# [Try it]
Whenever a line below includes the word "scan", copy that line.

# [Data for review]
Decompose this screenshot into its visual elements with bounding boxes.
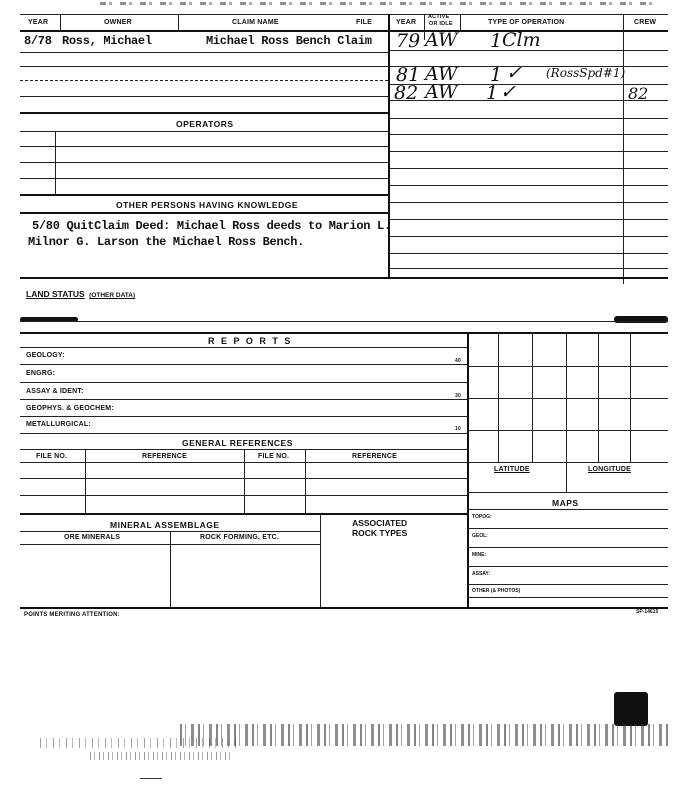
header-year-2: YEAR <box>396 19 417 26</box>
operators-divider <box>55 131 56 194</box>
entry-3-type: ✓ <box>500 81 516 103</box>
latitude-label: LATITUDE <box>494 466 530 473</box>
grid-line <box>598 332 599 462</box>
entry-3-status: AW <box>425 81 458 103</box>
header-owner: OWNER <box>104 19 132 26</box>
maps-mine: MINE: <box>472 552 487 558</box>
general-references-heading: GENERAL REFERENCES <box>182 438 293 448</box>
reports-rule <box>20 382 468 383</box>
grid-line <box>498 332 499 462</box>
operation-rule <box>390 151 668 152</box>
header-active: ACTIVE <box>428 14 450 20</box>
knowledge-line-2: Milnor G. Larson the Michael Ross Bench. <box>28 235 305 249</box>
main-divider <box>388 14 390 278</box>
form-bottom-rule <box>20 607 668 609</box>
report-engrg: ENGRG: <box>26 370 56 377</box>
mineral-divider <box>320 513 321 607</box>
knowledge-bottom-rule <box>20 277 668 279</box>
mineral-divider <box>170 531 171 607</box>
owner-rule <box>20 80 388 81</box>
operators-rule <box>20 131 388 132</box>
operation-rule <box>390 202 668 203</box>
maps-rule <box>467 584 668 585</box>
grid-line <box>467 430 668 431</box>
reports-rule <box>20 364 468 365</box>
report-assay: ASSAY & IDENT: <box>26 388 84 395</box>
maps-rule <box>467 566 668 567</box>
maps-rule <box>467 597 668 598</box>
header-divider <box>178 14 179 30</box>
owner-rule <box>20 66 388 67</box>
entry-1-year: 79 <box>396 30 421 52</box>
header-crew: CREW <box>634 19 657 26</box>
report-metallurgical: METALLURGICAL: <box>26 421 91 428</box>
scan-noise-band <box>90 752 230 760</box>
operation-rule <box>390 185 668 186</box>
header-divider <box>60 14 61 30</box>
grid-line <box>467 366 668 367</box>
maps-geol: GEOL: <box>472 533 488 539</box>
operation-rule <box>390 219 668 220</box>
knowledge-line-1: 5/80 QuitClaim Deed: Michael Ross deeds to Marion L. <box>32 219 391 233</box>
header-bottom-rule <box>20 30 668 32</box>
operators-top-rule <box>20 112 388 114</box>
form-number: SP-14615 <box>636 609 659 615</box>
associated-rock-types-heading: ASSOCIATED ROCK TYPES <box>352 518 408 538</box>
header-or-idle: OR IDLE <box>429 21 453 27</box>
report-geology-number: 40 <box>455 358 461 364</box>
operation-rule <box>390 253 668 254</box>
land-status-rule <box>20 321 668 322</box>
grid-line <box>532 332 533 462</box>
operators-rule <box>20 146 388 147</box>
report-geophys: GEOPHYS. & GEOCHEM: <box>26 405 114 412</box>
operators-bottom-rule <box>20 194 388 196</box>
owner-rule <box>20 52 388 53</box>
entry-3-crew: 82 <box>628 84 649 103</box>
mineral-assemblage-heading: MINERAL ASSEMBLAGE <box>110 520 220 530</box>
header-file: FILE <box>356 19 372 26</box>
mineral-ore-minerals: ORE MINERALS <box>64 534 121 541</box>
maps-heading: MAPS <box>552 498 579 508</box>
maps-rule <box>467 509 668 510</box>
entry-1-count: 1 <box>490 30 503 52</box>
grid-line <box>630 332 631 462</box>
maps-rule <box>467 528 668 529</box>
entry-2-status: AW <box>425 63 458 85</box>
header-divider <box>623 14 624 284</box>
maps-topog: TOPOG: <box>472 514 492 520</box>
references-bottom-rule <box>20 513 468 515</box>
scan-black-block <box>614 692 648 726</box>
operators-rule <box>20 162 388 163</box>
maps-rule <box>467 547 668 548</box>
operators-rule <box>20 178 388 179</box>
operation-rule <box>390 268 668 269</box>
scan-noise-dash <box>140 778 162 779</box>
header-top-rule <box>20 14 668 15</box>
location-rule <box>467 492 668 493</box>
entry-1-status: AW <box>425 29 458 51</box>
operation-rule <box>390 168 668 169</box>
maps-other: OTHER (& PHOTOS) <box>472 588 521 594</box>
scan-noise-band <box>40 738 240 748</box>
land-status-subtitle: (OTHER DATA) <box>89 292 136 299</box>
longitude-label: LONGITUDE <box>588 466 632 473</box>
land-status-label <box>26 284 135 302</box>
header-type-of-operation: TYPE OF OPERATION <box>488 19 565 26</box>
report-assay-number: 30 <box>455 393 461 399</box>
reports-rule <box>20 433 468 434</box>
entry-1-type: Clm <box>502 29 541 51</box>
scan-noise-band <box>180 724 668 746</box>
header-divider <box>460 14 461 30</box>
operation-rule <box>390 134 668 135</box>
report-geology: GEOLOGY: <box>26 352 65 359</box>
entry-3-count: 1 <box>486 82 499 104</box>
grid-line <box>467 398 668 399</box>
ref-reference-2: REFERENCE <box>352 453 397 460</box>
maps-assay: ASSAY: <box>472 571 491 577</box>
ref-file-no: FILE NO. <box>36 453 68 460</box>
references-divider <box>305 449 306 513</box>
grid-line <box>566 332 567 492</box>
owner-rule <box>20 96 388 97</box>
reports-rule <box>20 416 468 417</box>
ref-reference: REFERENCE <box>142 453 187 460</box>
references-divider <box>244 449 245 513</box>
operation-rule <box>390 118 668 119</box>
entry-2-note: (RossSpd#1) <box>546 66 626 80</box>
reports-rule <box>20 399 468 400</box>
land-status-title: LAND STATUS <box>26 289 85 299</box>
other-persons-heading: OTHER PERSONS HAVING KNOWLEDGE <box>116 200 299 210</box>
report-metallurgical-number: 10 <box>455 426 461 432</box>
references-divider <box>85 449 86 513</box>
record-claim: Michael Ross Bench Claim <box>206 34 372 48</box>
reports-heading: R E P O R T S <box>208 336 293 346</box>
reports-rule <box>20 347 468 348</box>
entry-2-type: ✓ <box>506 62 522 84</box>
knowledge-top-rule <box>20 212 388 214</box>
mineral-rock-forming: ROCK FORMING, ETC. <box>200 534 280 541</box>
grid-line <box>467 462 668 463</box>
reports-top-rule <box>20 332 668 334</box>
header-year: YEAR <box>28 19 49 26</box>
operators-heading: OPERATORS <box>176 119 234 129</box>
header-claim-name: CLAIM NAME <box>232 19 279 26</box>
entry-2-count: 1 <box>490 64 503 86</box>
ref-file-no-2: FILE NO. <box>258 453 290 460</box>
operation-rule <box>390 236 668 237</box>
entry-2-year: 81 <box>396 64 421 86</box>
entry-3-year: 82 <box>394 82 419 104</box>
record-date: 8/78 <box>24 34 52 48</box>
scan-top-edge <box>100 2 660 5</box>
points-meriting-attention: POINTS MERITING ATTENTION: <box>24 612 120 618</box>
record-owner: Ross, Michael <box>62 34 152 48</box>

# [Answer to this task]
scan-noise-band <box>90 752 230 760</box>
scan-black-block <box>614 692 648 726</box>
scan-noise-dash <box>140 778 162 779</box>
scan-noise-band <box>40 738 240 748</box>
scan-noise-band <box>180 724 668 746</box>
scan-top-edge <box>100 2 660 5</box>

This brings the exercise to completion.